** Start Extracted records **
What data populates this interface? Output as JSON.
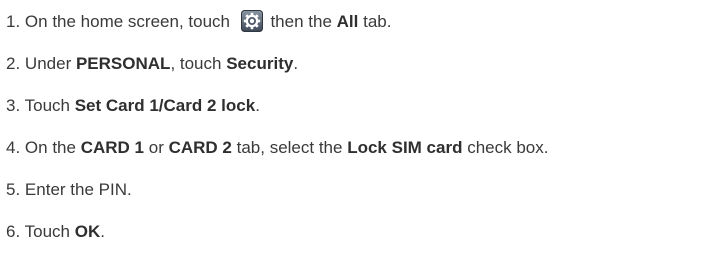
{
  "steps": [
    {
      "num": "1.",
      "a": "On the home screen, touch",
      "icon": "settings-gear-icon",
      "b": "then the",
      "c": "All",
      "d": "tab."
    },
    {
      "num": "2.",
      "a": "Under",
      "b": "PERSONAL",
      "c": ", touch",
      "d": "Security",
      "e": "."
    },
    {
      "num": "3.",
      "a": "Touch",
      "b": "Set Card 1/Card 2 lock",
      "c": "."
    },
    {
      "num": "4.",
      "a": "On the",
      "b": "CARD 1",
      "c": "or",
      "d": "CARD 2",
      "e": "tab, select the",
      "f": "Lock SIM card",
      "g": "check box."
    },
    {
      "num": "5.",
      "a": "Enter the PIN."
    },
    {
      "num": "6.",
      "a": "Touch",
      "b": "OK",
      "c": "."
    }
  ],
  "colors": {
    "text": "#3a3a3a",
    "icon_bg": "#5d6a78"
  }
}
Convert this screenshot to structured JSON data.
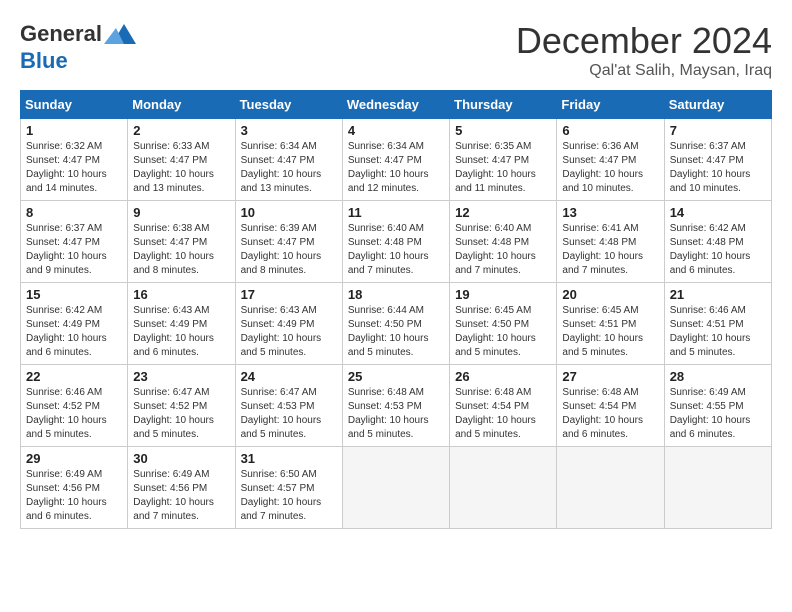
{
  "logo": {
    "general": "General",
    "blue": "Blue"
  },
  "title": "December 2024",
  "subtitle": "Qal'at Salih, Maysan, Iraq",
  "days_of_week": [
    "Sunday",
    "Monday",
    "Tuesday",
    "Wednesday",
    "Thursday",
    "Friday",
    "Saturday"
  ],
  "weeks": [
    [
      {
        "day": "1",
        "sunrise": "6:32 AM",
        "sunset": "4:47 PM",
        "daylight": "10 hours and 14 minutes."
      },
      {
        "day": "2",
        "sunrise": "6:33 AM",
        "sunset": "4:47 PM",
        "daylight": "10 hours and 13 minutes."
      },
      {
        "day": "3",
        "sunrise": "6:34 AM",
        "sunset": "4:47 PM",
        "daylight": "10 hours and 13 minutes."
      },
      {
        "day": "4",
        "sunrise": "6:34 AM",
        "sunset": "4:47 PM",
        "daylight": "10 hours and 12 minutes."
      },
      {
        "day": "5",
        "sunrise": "6:35 AM",
        "sunset": "4:47 PM",
        "daylight": "10 hours and 11 minutes."
      },
      {
        "day": "6",
        "sunrise": "6:36 AM",
        "sunset": "4:47 PM",
        "daylight": "10 hours and 10 minutes."
      },
      {
        "day": "7",
        "sunrise": "6:37 AM",
        "sunset": "4:47 PM",
        "daylight": "10 hours and 10 minutes."
      }
    ],
    [
      {
        "day": "8",
        "sunrise": "6:37 AM",
        "sunset": "4:47 PM",
        "daylight": "10 hours and 9 minutes."
      },
      {
        "day": "9",
        "sunrise": "6:38 AM",
        "sunset": "4:47 PM",
        "daylight": "10 hours and 8 minutes."
      },
      {
        "day": "10",
        "sunrise": "6:39 AM",
        "sunset": "4:47 PM",
        "daylight": "10 hours and 8 minutes."
      },
      {
        "day": "11",
        "sunrise": "6:40 AM",
        "sunset": "4:48 PM",
        "daylight": "10 hours and 7 minutes."
      },
      {
        "day": "12",
        "sunrise": "6:40 AM",
        "sunset": "4:48 PM",
        "daylight": "10 hours and 7 minutes."
      },
      {
        "day": "13",
        "sunrise": "6:41 AM",
        "sunset": "4:48 PM",
        "daylight": "10 hours and 7 minutes."
      },
      {
        "day": "14",
        "sunrise": "6:42 AM",
        "sunset": "4:48 PM",
        "daylight": "10 hours and 6 minutes."
      }
    ],
    [
      {
        "day": "15",
        "sunrise": "6:42 AM",
        "sunset": "4:49 PM",
        "daylight": "10 hours and 6 minutes."
      },
      {
        "day": "16",
        "sunrise": "6:43 AM",
        "sunset": "4:49 PM",
        "daylight": "10 hours and 6 minutes."
      },
      {
        "day": "17",
        "sunrise": "6:43 AM",
        "sunset": "4:49 PM",
        "daylight": "10 hours and 5 minutes."
      },
      {
        "day": "18",
        "sunrise": "6:44 AM",
        "sunset": "4:50 PM",
        "daylight": "10 hours and 5 minutes."
      },
      {
        "day": "19",
        "sunrise": "6:45 AM",
        "sunset": "4:50 PM",
        "daylight": "10 hours and 5 minutes."
      },
      {
        "day": "20",
        "sunrise": "6:45 AM",
        "sunset": "4:51 PM",
        "daylight": "10 hours and 5 minutes."
      },
      {
        "day": "21",
        "sunrise": "6:46 AM",
        "sunset": "4:51 PM",
        "daylight": "10 hours and 5 minutes."
      }
    ],
    [
      {
        "day": "22",
        "sunrise": "6:46 AM",
        "sunset": "4:52 PM",
        "daylight": "10 hours and 5 minutes."
      },
      {
        "day": "23",
        "sunrise": "6:47 AM",
        "sunset": "4:52 PM",
        "daylight": "10 hours and 5 minutes."
      },
      {
        "day": "24",
        "sunrise": "6:47 AM",
        "sunset": "4:53 PM",
        "daylight": "10 hours and 5 minutes."
      },
      {
        "day": "25",
        "sunrise": "6:48 AM",
        "sunset": "4:53 PM",
        "daylight": "10 hours and 5 minutes."
      },
      {
        "day": "26",
        "sunrise": "6:48 AM",
        "sunset": "4:54 PM",
        "daylight": "10 hours and 5 minutes."
      },
      {
        "day": "27",
        "sunrise": "6:48 AM",
        "sunset": "4:54 PM",
        "daylight": "10 hours and 6 minutes."
      },
      {
        "day": "28",
        "sunrise": "6:49 AM",
        "sunset": "4:55 PM",
        "daylight": "10 hours and 6 minutes."
      }
    ],
    [
      {
        "day": "29",
        "sunrise": "6:49 AM",
        "sunset": "4:56 PM",
        "daylight": "10 hours and 6 minutes."
      },
      {
        "day": "30",
        "sunrise": "6:49 AM",
        "sunset": "4:56 PM",
        "daylight": "10 hours and 7 minutes."
      },
      {
        "day": "31",
        "sunrise": "6:50 AM",
        "sunset": "4:57 PM",
        "daylight": "10 hours and 7 minutes."
      },
      null,
      null,
      null,
      null
    ]
  ],
  "labels": {
    "sunrise": "Sunrise:",
    "sunset": "Sunset:",
    "daylight": "Daylight:"
  }
}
** End Extracted records **
[Your instructions]
Identify each line in the records above that contains the word "JSON", and copy it out in full.

[Output of the exercise]
What data populates this interface? Output as JSON.
Convert this screenshot to structured JSON data.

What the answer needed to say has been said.